→ **Entries taken from a collection**
>>>
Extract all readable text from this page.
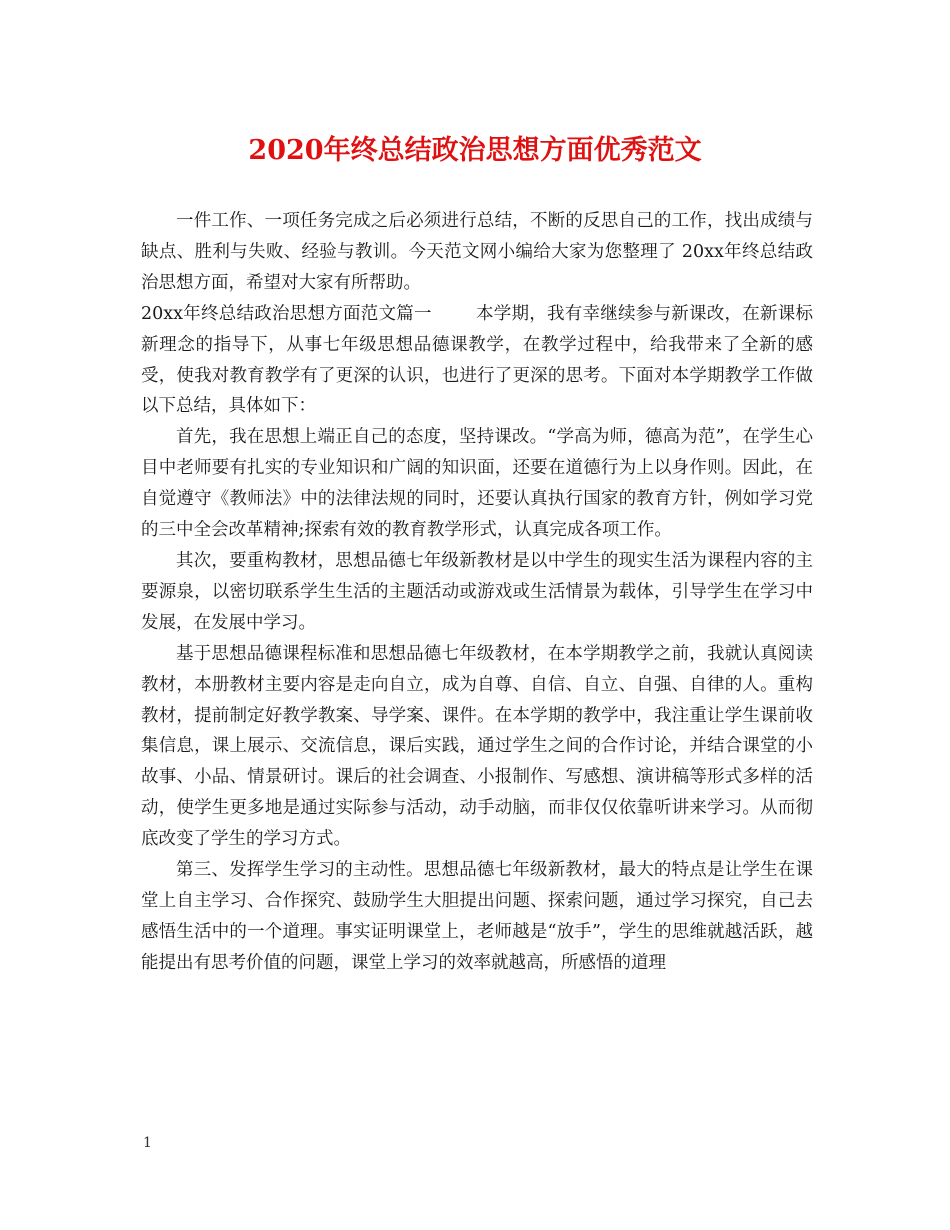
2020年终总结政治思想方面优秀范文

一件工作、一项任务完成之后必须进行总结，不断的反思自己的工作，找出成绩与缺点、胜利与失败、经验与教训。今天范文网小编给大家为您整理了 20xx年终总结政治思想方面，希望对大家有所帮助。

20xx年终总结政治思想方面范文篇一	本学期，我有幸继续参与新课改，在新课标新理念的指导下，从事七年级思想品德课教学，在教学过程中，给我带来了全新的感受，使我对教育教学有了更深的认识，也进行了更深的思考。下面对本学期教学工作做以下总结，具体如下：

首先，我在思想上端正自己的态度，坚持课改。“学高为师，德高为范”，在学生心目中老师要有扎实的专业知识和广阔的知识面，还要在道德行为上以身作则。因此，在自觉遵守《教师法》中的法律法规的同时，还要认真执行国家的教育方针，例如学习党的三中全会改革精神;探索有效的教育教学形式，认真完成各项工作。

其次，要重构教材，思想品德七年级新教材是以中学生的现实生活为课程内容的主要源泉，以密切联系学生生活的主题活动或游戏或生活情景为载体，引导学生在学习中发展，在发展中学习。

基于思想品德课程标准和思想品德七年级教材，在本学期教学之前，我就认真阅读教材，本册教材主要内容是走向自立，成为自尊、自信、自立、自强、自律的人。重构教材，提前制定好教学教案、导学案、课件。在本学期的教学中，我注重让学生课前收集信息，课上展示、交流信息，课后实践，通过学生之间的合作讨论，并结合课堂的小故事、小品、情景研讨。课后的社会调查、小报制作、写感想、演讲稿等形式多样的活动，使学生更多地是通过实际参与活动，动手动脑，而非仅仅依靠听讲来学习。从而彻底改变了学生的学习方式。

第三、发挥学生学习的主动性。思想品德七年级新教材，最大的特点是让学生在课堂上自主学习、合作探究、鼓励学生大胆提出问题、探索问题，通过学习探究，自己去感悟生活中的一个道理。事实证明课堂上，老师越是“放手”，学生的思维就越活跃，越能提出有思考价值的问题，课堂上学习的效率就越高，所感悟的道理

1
<<<
→ **Problem to solve**
Transcribe the whole listing exactly. Pictures stay out of your copy.

→ **Exercise answer**
Extract all readable text from this page.
2020年终总结政治思想方面优秀范文

一件工作、一项任务完成之后必须进行总结，不断的反思自己的工作，找出成绩与缺点、胜利与失败、经验与教训。今天范文网小编给大家为您整理了 20xx年终总结政治思想方面，希望对大家有所帮助。

20xx年终总结政治思想方面范文篇一	本学期，我有幸继续参与新课改，在新课标新理念的指导下，从事七年级思想品德课教学，在教学过程中，给我带来了全新的感受，使我对教育教学有了更深的认识，也进行了更深的思考。下面对本学期教学工作做以下总结，具体如下：

首先，我在思想上端正自己的态度，坚持课改。“学高为师，德高为范”，在学生心目中老师要有扎实的专业知识和广阔的知识面，还要在道德行为上以身作则。因此，在自觉遵守《教师法》中的法律法规的同时，还要认真执行国家的教育方针，例如学习党的三中全会改革精神;探索有效的教育教学形式，认真完成各项工作。

其次，要重构教材，思想品德七年级新教材是以中学生的现实生活为课程内容的主要源泉，以密切联系学生生活的主题活动或游戏或生活情景为载体，引导学生在学习中发展，在发展中学习。

基于思想品德课程标准和思想品德七年级教材，在本学期教学之前，我就认真阅读教材，本册教材主要内容是走向自立，成为自尊、自信、自立、自强、自律的人。重构教材，提前制定好教学教案、导学案、课件。在本学期的教学中，我注重让学生课前收集信息，课上展示、交流信息，课后实践，通过学生之间的合作讨论，并结合课堂的小故事、小品、情景研讨。课后的社会调查、小报制作、写感想、演讲稿等形式多样的活动，使学生更多地是通过实际参与活动，动手动脑，而非仅仅依靠听讲来学习。从而彻底改变了学生的学习方式。

第三、发挥学生学习的主动性。思想品德七年级新教材，最大的特点是让学生在课堂上自主学习、合作探究、鼓励学生大胆提出问题、探索问题，通过学习探究，自己去感悟生活中的一个道理。事实证明课堂上，老师越是“放手”，学生的思维就越活跃，越能提出有思考价值的问题，课堂上学习的效率就越高，所感悟的道理

1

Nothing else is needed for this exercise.